Task to carry out :: Transcribe the full listing exactly, and drop every picture.

(Data records)

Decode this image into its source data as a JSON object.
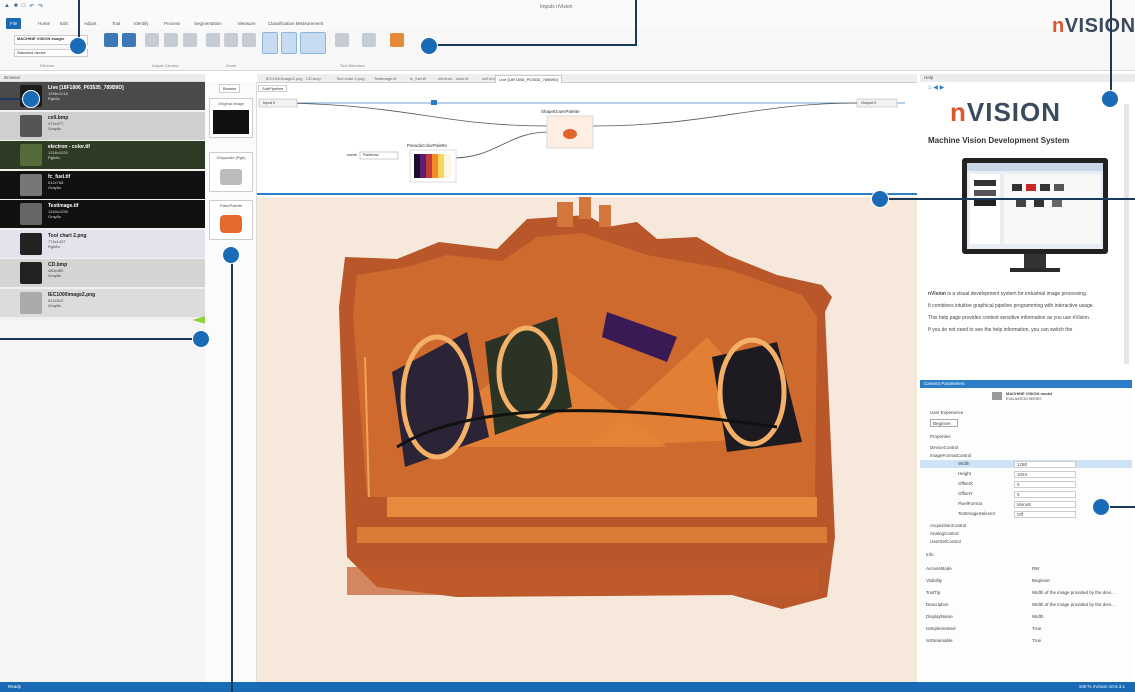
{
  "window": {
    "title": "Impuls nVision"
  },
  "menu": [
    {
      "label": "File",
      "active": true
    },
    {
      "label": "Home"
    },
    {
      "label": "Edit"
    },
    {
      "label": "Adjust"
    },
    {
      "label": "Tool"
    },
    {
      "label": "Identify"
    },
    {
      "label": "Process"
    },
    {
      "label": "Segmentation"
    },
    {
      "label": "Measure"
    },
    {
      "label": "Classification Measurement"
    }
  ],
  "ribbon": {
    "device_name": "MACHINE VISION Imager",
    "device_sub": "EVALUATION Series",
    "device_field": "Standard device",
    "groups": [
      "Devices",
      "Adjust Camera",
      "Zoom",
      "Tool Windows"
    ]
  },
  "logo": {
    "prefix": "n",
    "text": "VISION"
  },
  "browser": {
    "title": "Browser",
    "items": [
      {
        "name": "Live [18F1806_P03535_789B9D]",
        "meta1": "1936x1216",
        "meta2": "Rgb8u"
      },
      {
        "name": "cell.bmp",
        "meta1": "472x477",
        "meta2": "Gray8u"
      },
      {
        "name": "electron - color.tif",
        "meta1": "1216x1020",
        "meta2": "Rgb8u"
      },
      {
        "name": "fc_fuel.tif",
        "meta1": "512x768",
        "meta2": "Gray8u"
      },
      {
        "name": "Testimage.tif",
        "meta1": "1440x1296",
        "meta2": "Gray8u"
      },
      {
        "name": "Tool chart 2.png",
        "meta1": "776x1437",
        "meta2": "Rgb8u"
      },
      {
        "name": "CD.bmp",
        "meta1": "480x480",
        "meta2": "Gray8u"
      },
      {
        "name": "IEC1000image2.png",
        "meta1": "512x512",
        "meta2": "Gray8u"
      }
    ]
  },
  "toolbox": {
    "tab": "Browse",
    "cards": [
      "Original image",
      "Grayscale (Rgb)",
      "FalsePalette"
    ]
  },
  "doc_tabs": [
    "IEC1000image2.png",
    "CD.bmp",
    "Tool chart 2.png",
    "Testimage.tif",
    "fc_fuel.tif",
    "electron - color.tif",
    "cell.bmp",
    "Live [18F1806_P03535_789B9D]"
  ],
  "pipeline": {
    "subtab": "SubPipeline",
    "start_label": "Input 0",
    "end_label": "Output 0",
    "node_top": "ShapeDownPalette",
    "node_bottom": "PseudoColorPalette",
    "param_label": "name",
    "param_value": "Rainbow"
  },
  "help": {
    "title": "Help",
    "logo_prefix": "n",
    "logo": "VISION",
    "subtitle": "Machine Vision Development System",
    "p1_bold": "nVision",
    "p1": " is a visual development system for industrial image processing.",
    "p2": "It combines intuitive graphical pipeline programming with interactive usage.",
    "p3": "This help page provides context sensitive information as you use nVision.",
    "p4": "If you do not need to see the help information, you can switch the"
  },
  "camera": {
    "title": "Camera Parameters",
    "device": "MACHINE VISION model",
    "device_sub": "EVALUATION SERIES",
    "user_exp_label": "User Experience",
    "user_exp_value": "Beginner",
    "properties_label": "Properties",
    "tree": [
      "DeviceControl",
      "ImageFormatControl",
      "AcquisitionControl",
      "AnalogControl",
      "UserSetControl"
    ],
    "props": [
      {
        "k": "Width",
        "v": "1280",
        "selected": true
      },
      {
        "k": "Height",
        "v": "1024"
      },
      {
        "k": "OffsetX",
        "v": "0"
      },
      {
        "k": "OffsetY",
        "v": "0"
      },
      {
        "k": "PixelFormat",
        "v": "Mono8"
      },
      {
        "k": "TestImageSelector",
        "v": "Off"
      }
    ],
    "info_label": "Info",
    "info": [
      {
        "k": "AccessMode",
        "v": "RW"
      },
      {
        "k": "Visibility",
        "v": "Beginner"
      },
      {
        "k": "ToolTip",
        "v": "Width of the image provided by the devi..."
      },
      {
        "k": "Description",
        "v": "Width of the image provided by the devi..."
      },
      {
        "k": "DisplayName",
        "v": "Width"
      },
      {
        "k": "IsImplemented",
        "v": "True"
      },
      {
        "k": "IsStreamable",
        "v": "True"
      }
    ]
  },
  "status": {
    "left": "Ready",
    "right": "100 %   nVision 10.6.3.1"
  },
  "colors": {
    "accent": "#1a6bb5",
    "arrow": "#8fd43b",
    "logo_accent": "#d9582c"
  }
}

Complete answer ::
Decode this image into its source data as a JSON object.
{
  "window": {
    "title": "Impuls nVision"
  },
  "menu": [
    {
      "label": "File",
      "active": true
    },
    {
      "label": "Home"
    },
    {
      "label": "Edit"
    },
    {
      "label": "Adjust"
    },
    {
      "label": "Tool"
    },
    {
      "label": "Identify"
    },
    {
      "label": "Process"
    },
    {
      "label": "Segmentation"
    },
    {
      "label": "Measure"
    },
    {
      "label": "Classification Measurement"
    }
  ],
  "ribbon": {
    "device_name": "MACHINE VISION Imager",
    "device_sub": "EVALUATION Series",
    "device_field": "Standard device",
    "groups": [
      "Devices",
      "Adjust Camera",
      "Zoom",
      "Tool Windows"
    ]
  },
  "logo": {
    "prefix": "n",
    "text": "VISION"
  },
  "browser": {
    "title": "Browser",
    "items": [
      {
        "name": "Live [18F1806_P03535_789B9D]",
        "meta1": "1936x1216",
        "meta2": "Rgb8u"
      },
      {
        "name": "cell.bmp",
        "meta1": "472x477",
        "meta2": "Gray8u"
      },
      {
        "name": "electron - color.tif",
        "meta1": "1216x1020",
        "meta2": "Rgb8u"
      },
      {
        "name": "fc_fuel.tif",
        "meta1": "512x768",
        "meta2": "Gray8u"
      },
      {
        "name": "Testimage.tif",
        "meta1": "1440x1296",
        "meta2": "Gray8u"
      },
      {
        "name": "Tool chart 2.png",
        "meta1": "776x1437",
        "meta2": "Rgb8u"
      },
      {
        "name": "CD.bmp",
        "meta1": "480x480",
        "meta2": "Gray8u"
      },
      {
        "name": "IEC1000image2.png",
        "meta1": "512x512",
        "meta2": "Gray8u"
      }
    ]
  },
  "toolbox": {
    "tab": "Browse",
    "cards": [
      "Original image",
      "Grayscale (Rgb)",
      "FalsePalette"
    ]
  },
  "doc_tabs": [
    "IEC1000image2.png",
    "CD.bmp",
    "Tool chart 2.png",
    "Testimage.tif",
    "fc_fuel.tif",
    "electron - color.tif",
    "cell.bmp",
    "Live [18F1806_P03535_789B9D]"
  ],
  "pipeline": {
    "subtab": "SubPipeline",
    "start_label": "Input 0",
    "end_label": "Output 0",
    "node_top": "ShapeDownPalette",
    "node_bottom": "PseudoColorPalette",
    "param_label": "name",
    "param_value": "Rainbow"
  },
  "help": {
    "title": "Help",
    "logo_prefix": "n",
    "logo": "VISION",
    "subtitle": "Machine Vision Development System",
    "p1_bold": "nVision",
    "p1": " is a visual development system for industrial image processing.",
    "p2": "It combines intuitive graphical pipeline programming with interactive usage.",
    "p3": "This help page provides context sensitive information as you use nVision.",
    "p4": "If you do not need to see the help information, you can switch the"
  },
  "camera": {
    "title": "Camera Parameters",
    "device": "MACHINE VISION model",
    "device_sub": "EVALUATION SERIES",
    "user_exp_label": "User Experience",
    "user_exp_value": "Beginner",
    "properties_label": "Properties",
    "tree": [
      "DeviceControl",
      "ImageFormatControl",
      "AcquisitionControl",
      "AnalogControl",
      "UserSetControl"
    ],
    "props": [
      {
        "k": "Width",
        "v": "1280",
        "selected": true
      },
      {
        "k": "Height",
        "v": "1024"
      },
      {
        "k": "OffsetX",
        "v": "0"
      },
      {
        "k": "OffsetY",
        "v": "0"
      },
      {
        "k": "PixelFormat",
        "v": "Mono8"
      },
      {
        "k": "TestImageSelector",
        "v": "Off"
      }
    ],
    "info_label": "Info",
    "info": [
      {
        "k": "AccessMode",
        "v": "RW"
      },
      {
        "k": "Visibility",
        "v": "Beginner"
      },
      {
        "k": "ToolTip",
        "v": "Width of the image provided by the devi..."
      },
      {
        "k": "Description",
        "v": "Width of the image provided by the devi..."
      },
      {
        "k": "DisplayName",
        "v": "Width"
      },
      {
        "k": "IsImplemented",
        "v": "True"
      },
      {
        "k": "IsStreamable",
        "v": "True"
      }
    ]
  },
  "status": {
    "left": "Ready",
    "right": "100 %   nVision 10.6.3.1"
  },
  "colors": {
    "accent": "#1a6bb5",
    "arrow": "#8fd43b",
    "logo_accent": "#d9582c"
  }
}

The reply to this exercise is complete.